§ **PROBLEM**
Every line that includes the word "title" is to be listed.

○ ○ ○

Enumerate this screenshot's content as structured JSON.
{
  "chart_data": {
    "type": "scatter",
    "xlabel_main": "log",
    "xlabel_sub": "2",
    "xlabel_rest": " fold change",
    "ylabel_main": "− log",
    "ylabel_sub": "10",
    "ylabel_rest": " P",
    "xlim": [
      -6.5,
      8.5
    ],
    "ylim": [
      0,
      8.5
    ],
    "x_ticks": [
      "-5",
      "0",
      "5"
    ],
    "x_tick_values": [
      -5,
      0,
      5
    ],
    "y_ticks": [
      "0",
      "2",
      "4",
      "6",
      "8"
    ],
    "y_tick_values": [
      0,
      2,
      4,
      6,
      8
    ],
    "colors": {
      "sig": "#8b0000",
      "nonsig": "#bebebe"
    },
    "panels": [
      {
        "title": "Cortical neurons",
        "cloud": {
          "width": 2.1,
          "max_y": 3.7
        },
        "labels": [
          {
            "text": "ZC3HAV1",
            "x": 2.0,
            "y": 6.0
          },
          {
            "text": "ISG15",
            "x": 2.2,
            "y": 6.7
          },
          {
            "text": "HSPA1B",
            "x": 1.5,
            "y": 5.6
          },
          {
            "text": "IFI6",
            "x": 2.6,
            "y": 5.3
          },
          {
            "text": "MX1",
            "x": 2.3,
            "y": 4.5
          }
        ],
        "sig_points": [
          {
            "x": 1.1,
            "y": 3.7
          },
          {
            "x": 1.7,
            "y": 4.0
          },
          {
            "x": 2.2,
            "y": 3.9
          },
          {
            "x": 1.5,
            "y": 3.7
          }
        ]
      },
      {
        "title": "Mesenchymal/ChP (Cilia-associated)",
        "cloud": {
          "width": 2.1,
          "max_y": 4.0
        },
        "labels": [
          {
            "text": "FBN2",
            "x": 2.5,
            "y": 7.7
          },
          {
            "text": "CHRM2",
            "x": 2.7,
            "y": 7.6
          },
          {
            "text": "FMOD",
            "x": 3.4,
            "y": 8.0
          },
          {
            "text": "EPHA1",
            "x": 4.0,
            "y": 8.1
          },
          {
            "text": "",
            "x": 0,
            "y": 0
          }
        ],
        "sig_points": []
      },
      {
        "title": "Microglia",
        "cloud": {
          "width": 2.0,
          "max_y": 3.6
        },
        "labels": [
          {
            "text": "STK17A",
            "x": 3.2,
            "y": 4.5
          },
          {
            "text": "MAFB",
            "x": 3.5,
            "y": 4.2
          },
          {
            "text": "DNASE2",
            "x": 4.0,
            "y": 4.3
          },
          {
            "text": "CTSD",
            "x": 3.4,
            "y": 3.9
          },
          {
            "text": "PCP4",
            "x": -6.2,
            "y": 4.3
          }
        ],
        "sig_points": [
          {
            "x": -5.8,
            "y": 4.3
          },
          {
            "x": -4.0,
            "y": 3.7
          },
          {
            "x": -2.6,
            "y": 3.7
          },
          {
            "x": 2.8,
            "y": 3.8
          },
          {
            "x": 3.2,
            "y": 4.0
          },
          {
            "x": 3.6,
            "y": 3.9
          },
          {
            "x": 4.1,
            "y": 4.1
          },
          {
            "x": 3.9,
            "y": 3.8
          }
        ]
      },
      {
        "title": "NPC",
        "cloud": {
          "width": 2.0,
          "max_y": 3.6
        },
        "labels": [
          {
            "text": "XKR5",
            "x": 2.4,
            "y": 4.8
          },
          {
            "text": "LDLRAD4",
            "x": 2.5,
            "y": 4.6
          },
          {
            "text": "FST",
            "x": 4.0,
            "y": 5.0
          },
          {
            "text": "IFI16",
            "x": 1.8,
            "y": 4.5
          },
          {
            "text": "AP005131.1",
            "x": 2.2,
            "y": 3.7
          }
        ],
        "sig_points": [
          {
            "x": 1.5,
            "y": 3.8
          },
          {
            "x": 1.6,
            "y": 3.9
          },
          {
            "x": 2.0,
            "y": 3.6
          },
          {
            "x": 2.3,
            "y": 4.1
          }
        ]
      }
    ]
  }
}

○ ○ ○

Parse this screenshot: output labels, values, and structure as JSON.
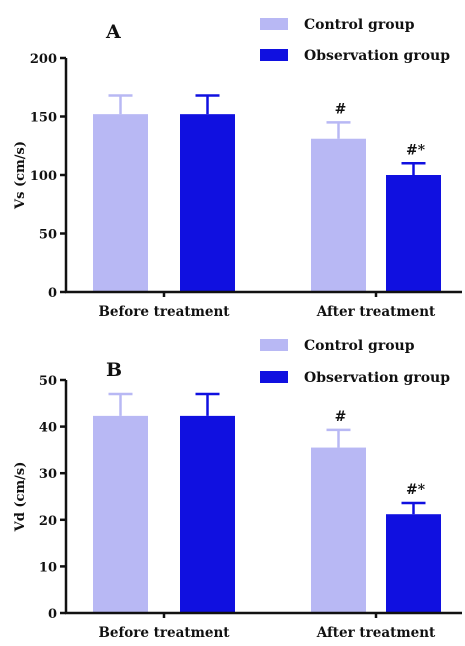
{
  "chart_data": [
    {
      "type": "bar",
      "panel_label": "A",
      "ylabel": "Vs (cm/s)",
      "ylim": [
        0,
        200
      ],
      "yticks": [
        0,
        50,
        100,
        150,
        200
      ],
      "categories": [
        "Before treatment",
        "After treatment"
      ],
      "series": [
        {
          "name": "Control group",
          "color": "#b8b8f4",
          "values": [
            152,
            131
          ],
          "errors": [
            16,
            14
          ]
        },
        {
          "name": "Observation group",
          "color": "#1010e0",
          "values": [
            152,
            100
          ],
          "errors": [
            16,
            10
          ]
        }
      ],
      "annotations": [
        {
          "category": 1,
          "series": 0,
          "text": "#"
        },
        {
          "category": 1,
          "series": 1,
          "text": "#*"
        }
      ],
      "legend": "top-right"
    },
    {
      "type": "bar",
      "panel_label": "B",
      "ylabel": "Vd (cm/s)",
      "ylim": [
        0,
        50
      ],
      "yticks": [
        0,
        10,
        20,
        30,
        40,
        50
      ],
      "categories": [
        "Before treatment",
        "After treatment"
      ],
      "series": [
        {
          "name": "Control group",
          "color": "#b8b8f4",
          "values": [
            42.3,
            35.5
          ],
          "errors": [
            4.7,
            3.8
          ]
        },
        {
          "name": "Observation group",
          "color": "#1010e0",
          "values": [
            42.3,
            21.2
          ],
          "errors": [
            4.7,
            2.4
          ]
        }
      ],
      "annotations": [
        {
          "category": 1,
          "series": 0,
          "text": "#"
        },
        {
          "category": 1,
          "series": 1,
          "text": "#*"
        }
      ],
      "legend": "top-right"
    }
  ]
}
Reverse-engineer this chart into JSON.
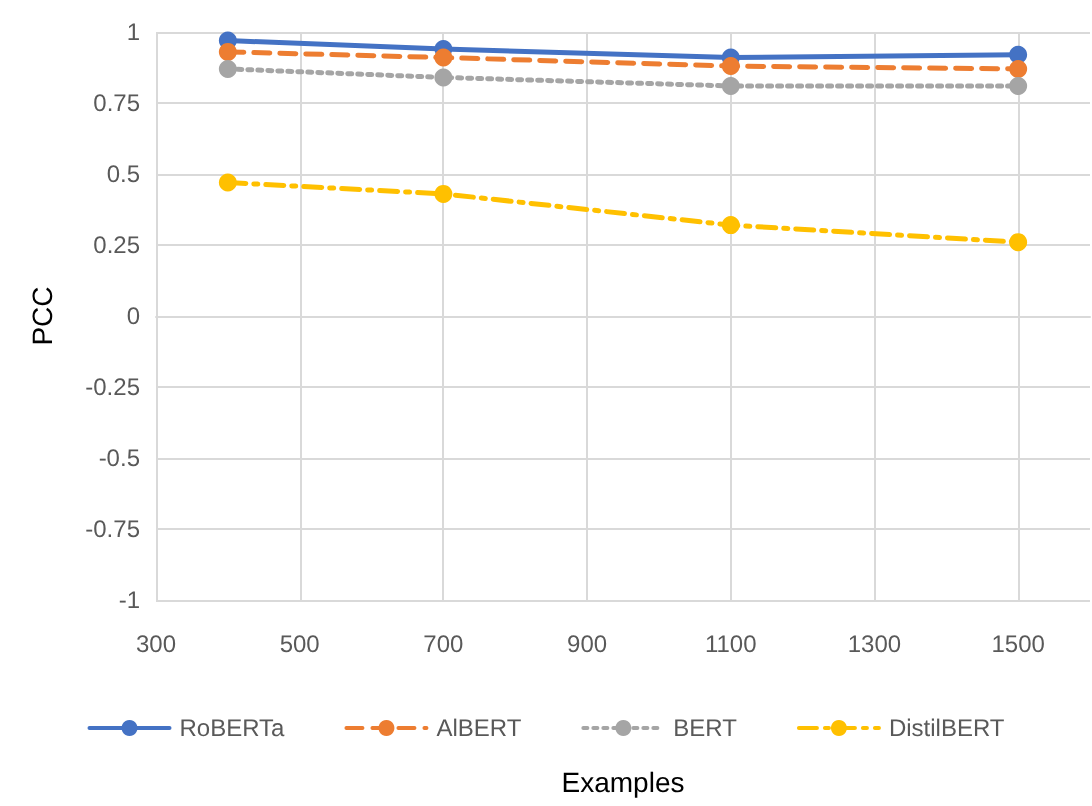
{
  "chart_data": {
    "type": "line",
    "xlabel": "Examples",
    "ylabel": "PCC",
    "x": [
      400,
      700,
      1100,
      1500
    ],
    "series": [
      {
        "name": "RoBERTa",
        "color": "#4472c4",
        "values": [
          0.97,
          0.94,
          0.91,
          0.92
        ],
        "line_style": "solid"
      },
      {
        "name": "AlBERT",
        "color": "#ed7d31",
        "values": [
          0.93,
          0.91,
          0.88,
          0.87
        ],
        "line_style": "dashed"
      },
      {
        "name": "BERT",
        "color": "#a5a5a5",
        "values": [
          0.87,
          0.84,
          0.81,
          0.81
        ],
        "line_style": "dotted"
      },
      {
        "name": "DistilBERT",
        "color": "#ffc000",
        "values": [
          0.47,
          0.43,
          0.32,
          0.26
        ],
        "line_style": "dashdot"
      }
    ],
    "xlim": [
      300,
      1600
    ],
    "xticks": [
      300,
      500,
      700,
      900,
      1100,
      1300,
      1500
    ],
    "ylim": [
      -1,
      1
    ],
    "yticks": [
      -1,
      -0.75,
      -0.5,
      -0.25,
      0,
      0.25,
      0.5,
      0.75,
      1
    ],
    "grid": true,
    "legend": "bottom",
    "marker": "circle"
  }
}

○ ○ ○

§ **EXERCISE RESULT**
        "title": "Cortical neurons",
        "title": "Mesenchymal/ChP (Cilia-associated)",
        "title": "Microglia",
        "title": "NPC",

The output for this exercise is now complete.